◆ Exercise description ◆
Review the material and extract every line in which the word "this" occurs.

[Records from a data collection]
- - - -

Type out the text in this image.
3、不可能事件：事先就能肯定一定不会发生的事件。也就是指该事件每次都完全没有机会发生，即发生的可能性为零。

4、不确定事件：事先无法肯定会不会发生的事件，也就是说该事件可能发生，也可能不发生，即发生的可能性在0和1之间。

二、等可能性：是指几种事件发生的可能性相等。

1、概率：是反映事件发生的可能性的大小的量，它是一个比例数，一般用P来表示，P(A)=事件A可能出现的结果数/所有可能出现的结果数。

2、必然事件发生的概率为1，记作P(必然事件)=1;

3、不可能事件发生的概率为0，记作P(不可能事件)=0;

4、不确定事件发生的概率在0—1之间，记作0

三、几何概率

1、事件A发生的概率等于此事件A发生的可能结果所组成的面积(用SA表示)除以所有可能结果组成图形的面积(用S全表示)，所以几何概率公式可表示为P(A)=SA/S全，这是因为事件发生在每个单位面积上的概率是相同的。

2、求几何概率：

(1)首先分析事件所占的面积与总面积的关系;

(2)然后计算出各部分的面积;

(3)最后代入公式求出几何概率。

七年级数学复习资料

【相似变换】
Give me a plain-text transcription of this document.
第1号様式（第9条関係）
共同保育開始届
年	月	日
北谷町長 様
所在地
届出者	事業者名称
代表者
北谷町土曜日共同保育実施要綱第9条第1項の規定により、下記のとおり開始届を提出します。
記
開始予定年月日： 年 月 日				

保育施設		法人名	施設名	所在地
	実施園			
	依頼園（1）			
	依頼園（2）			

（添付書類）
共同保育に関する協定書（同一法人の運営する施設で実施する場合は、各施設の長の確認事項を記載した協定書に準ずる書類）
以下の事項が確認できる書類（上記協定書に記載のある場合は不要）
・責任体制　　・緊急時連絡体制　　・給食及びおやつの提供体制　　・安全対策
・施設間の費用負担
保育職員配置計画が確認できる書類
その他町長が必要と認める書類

- - - -

◆ Full response ◆
Type out the text in this image.
Give me a plain-text transcription of this document.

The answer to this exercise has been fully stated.